Required work
Go through the records and give each one again exactly.

Stored entries:
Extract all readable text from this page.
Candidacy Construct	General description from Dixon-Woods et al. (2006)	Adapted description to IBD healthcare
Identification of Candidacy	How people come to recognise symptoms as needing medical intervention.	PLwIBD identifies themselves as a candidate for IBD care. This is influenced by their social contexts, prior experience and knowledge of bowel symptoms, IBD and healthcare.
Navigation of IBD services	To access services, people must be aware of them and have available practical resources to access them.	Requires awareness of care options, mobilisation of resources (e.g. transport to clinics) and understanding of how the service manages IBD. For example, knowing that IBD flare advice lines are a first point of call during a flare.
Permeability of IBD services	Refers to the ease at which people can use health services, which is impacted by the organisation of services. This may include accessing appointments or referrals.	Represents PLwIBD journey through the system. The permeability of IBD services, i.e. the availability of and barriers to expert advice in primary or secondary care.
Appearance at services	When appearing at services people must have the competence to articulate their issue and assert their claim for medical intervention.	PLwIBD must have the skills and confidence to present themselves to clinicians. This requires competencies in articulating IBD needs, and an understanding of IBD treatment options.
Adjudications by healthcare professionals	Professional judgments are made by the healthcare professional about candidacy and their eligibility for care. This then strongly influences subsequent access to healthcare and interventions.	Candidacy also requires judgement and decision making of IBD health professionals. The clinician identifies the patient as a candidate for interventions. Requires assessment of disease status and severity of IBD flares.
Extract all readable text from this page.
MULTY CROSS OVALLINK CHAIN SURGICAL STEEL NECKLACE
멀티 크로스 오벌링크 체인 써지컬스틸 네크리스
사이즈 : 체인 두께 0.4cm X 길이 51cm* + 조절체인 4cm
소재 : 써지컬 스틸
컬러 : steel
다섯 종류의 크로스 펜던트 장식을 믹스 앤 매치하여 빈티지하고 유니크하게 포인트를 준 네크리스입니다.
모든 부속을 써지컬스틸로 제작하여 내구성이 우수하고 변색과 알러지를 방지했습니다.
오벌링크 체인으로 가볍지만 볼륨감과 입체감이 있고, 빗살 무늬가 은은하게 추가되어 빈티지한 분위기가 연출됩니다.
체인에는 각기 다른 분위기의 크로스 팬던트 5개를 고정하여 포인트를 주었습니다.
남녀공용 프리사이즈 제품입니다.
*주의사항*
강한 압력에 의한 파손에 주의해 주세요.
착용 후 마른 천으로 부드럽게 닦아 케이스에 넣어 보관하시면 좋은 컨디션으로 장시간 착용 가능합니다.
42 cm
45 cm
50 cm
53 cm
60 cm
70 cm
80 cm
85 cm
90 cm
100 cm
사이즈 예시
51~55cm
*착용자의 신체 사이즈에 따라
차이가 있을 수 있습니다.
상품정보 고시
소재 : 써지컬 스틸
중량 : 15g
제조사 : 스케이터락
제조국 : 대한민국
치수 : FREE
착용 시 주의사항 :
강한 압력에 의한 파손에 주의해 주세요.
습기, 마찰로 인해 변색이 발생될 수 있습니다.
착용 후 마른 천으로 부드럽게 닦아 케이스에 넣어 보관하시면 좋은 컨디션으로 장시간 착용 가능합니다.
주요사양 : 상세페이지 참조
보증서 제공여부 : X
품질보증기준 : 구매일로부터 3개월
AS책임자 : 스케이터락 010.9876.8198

Correct response
Extract all readable text from this page.
Candidacy Construct	General description from Dixon-Woods et al. (2006)	Adapted description to IBD healthcare
Identification of Candidacy	How people come to recognise symptoms as needing medical intervention.	PLwIBD identifies themselves as a candidate for IBD care. This is influenced by their social contexts, prior experience and knowledge of bowel symptoms, IBD and healthcare.
Navigation of IBD services	To access services, people must be aware of them and have available practical resources to access them.	Requires awareness of care options, mobilisation of resources (e.g. transport to clinics) and understanding of how the service manages IBD. For example, knowing that IBD flare advice lines are a first point of call during a flare.
Permeability of IBD services	Refers to the ease at which people can use health services, which is impacted by the organisation of services. This may include accessing appointments or referrals.	Represents PLwIBD journey through the system. The permeability of IBD services, i.e. the availability of and barriers to expert advice in primary or secondary care.
Appearance at services	When appearing at services people must have the competence to articulate their issue and assert their claim for medical intervention.	PLwIBD must have the skills and confidence to present themselves to clinicians. This requires competencies in articulating IBD needs, and an understanding of IBD treatment options.
Adjudications by healthcare professionals	Professional judgments are made by the healthcare professional about candidacy and their eligibility for care. This then strongly influences subsequent access to healthcare and interventions.	Candidacy also requires judgement and decision making of IBD health professionals. The clinician identifies the patient as a candidate for interventions. Requires assessment of disease status and severity of IBD flares.
Extract all readable text from this page.
MULTY CROSS OVALLINK CHAIN SURGICAL STEEL NECKLACE
멀티 크로스 오벌링크 체인 써지컬스틸 네크리스
사이즈 : 체인 두께 0.4cm X 길이 51cm* + 조절체인 4cm
소재 : 써지컬 스틸
컬러 : steel
다섯 종류의 크로스 펜던트 장식을 믹스 앤 매치하여 빈티지하고 유니크하게 포인트를 준 네크리스입니다.
모든 부속을 써지컬스틸로 제작하여 내구성이 우수하고 변색과 알러지를 방지했습니다.
오벌링크 체인으로 가볍지만 볼륨감과 입체감이 있고, 빗살 무늬가 은은하게 추가되어 빈티지한 분위기가 연출됩니다.
체인에는 각기 다른 분위기의 크로스 팬던트 5개를 고정하여 포인트를 주었습니다.
남녀공용 프리사이즈 제품입니다.
*주의사항*
강한 압력에 의한 파손에 주의해 주세요.
착용 후 마른 천으로 부드럽게 닦아 케이스에 넣어 보관하시면 좋은 컨디션으로 장시간 착용 가능합니다.
42 cm
45 cm
50 cm
53 cm
60 cm
70 cm
80 cm
85 cm
90 cm
100 cm
사이즈 예시
51~55cm
*착용자의 신체 사이즈에 따라
차이가 있을 수 있습니다.
상품정보 고시
소재 : 써지컬 스틸
중량 : 15g
제조사 : 스케이터락
제조국 : 대한민국
치수 : FREE
착용 시 주의사항 :
강한 압력에 의한 파손에 주의해 주세요.
습기, 마찰로 인해 변색이 발생될 수 있습니다.
착용 후 마른 천으로 부드럽게 닦아 케이스에 넣어 보관하시면 좋은 컨디션으로 장시간 착용 가능합니다.
주요사양 : 상세페이지 참조
보증서 제공여부 : X
품질보증기준 : 구매일로부터 3개월
AS책임자 : 스케이터락 010.9876.8198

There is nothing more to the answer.